** Start Supplied data **

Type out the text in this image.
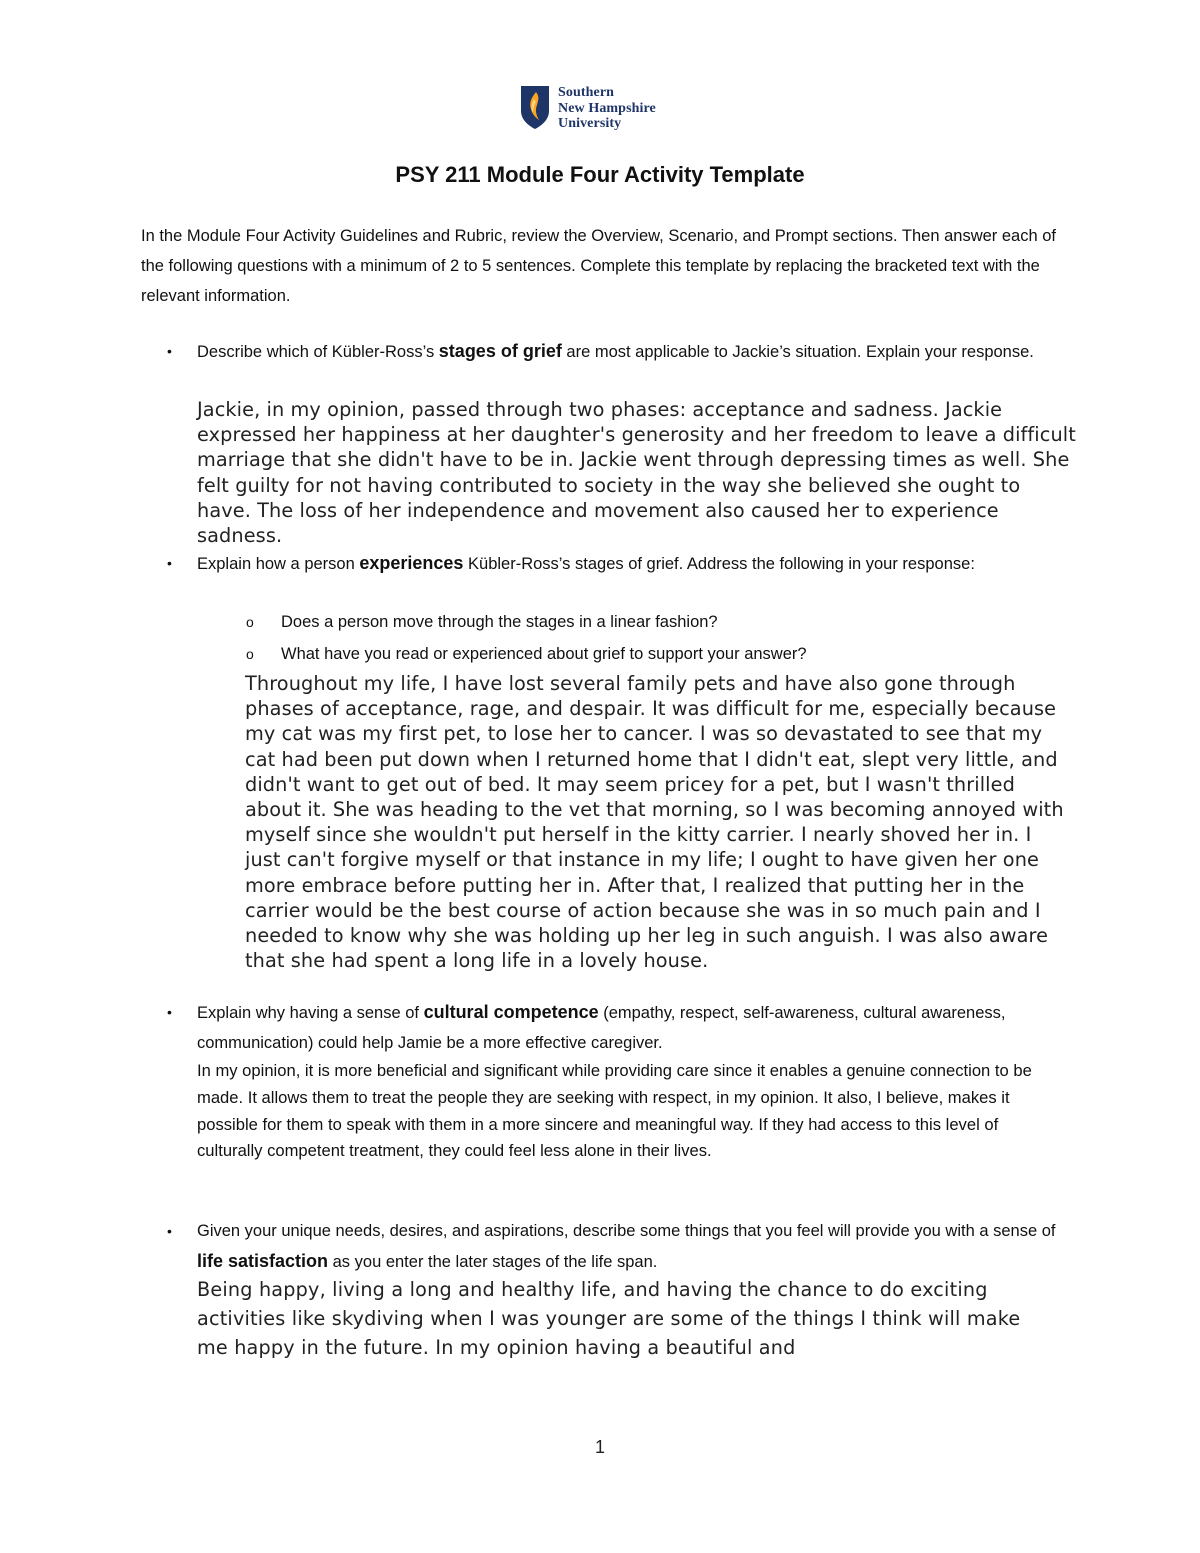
Southern
New Hampshire
University
PSY 211 Module Four Activity Template
In the Module Four Activity Guidelines and Rubric, review the Overview, Scenario, and Prompt sections. Then answer each of the following questions with a minimum of 2 to 5 sentences. Complete this template by replacing the bracketed text with the relevant information.
• Describe which of Kübler-Ross’s stages of grief are most applicable to Jackie’s situation. Explain your response.
Jackie, in my opinion, passed through two phases: acceptance and sadness. Jackie expressed her happiness at her daughter's generosity and her freedom to leave a difficult marriage that she didn't have to be in. Jackie went through depressing times as well. She felt guilty for not having contributed to society in the way she believed she ought to have. The loss of her independence and movement also caused her to experience sadness.
• Explain how a person experiences Kübler-Ross’s stages of grief. Address the following in your response:
o Does a person move through the stages in a linear fashion?
o What have you read or experienced about grief to support your answer?
Throughout my life, I have lost several family pets and have also gone through phases of acceptance, rage, and despair. It was difficult for me, especially because my cat was my first pet, to lose her to cancer. I was so devastated to see that my cat had been put down when I returned home that I didn't eat, slept very little, and didn't want to get out of bed. It may seem pricey for a pet, but I wasn't thrilled about it. She was heading to the vet that morning, so I was becoming annoyed with myself since she wouldn't put herself in the kitty carrier. I nearly shoved her in. I just can't forgive myself or that instance in my life; I ought to have given her one more embrace before putting her in. After that, I realized that putting her in the carrier would be the best course of action because she was in so much pain and I needed to know why she was holding up her leg in such anguish. I was also aware that she had spent a long life in a lovely house.
• Explain why having a sense of cultural competence (empathy, respect, self-awareness, cultural awareness, communication) could help Jamie be a more effective caregiver.
In my opinion, it is more beneficial and significant while providing care since it enables a genuine connection to be made. It allows them to treat the people they are seeking with respect, in my opinion. It also, I believe, makes it possible for them to speak with them in a more sincere and meaningful way. If they had access to this level of culturally competent treatment, they could feel less alone in their lives.
• Given your unique needs, desires, and aspirations, describe some things that you feel will provide you with a sense of life satisfaction as you enter the later stages of the life span.
Being happy, living a long and healthy life, and having the chance to do exciting activities like skydiving when I was younger are some of the things I think will make me happy in the future. In my opinion having a beautiful and
1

** End Supplied data **

### To do
Find all the lines containing "following" in the material, then copy them.

### Answer to this task
In the Module Four Activity Guidelines and Rubric, review the Overview, Scenario, and Prompt sections. Then answer each of the following questions with a minimum of 2 to 5 sentences. Complete this template by replacing the bracketed text with the relevant information.
• Explain how a person experiences Kübler-Ross’s stages of grief. Address the following in your response:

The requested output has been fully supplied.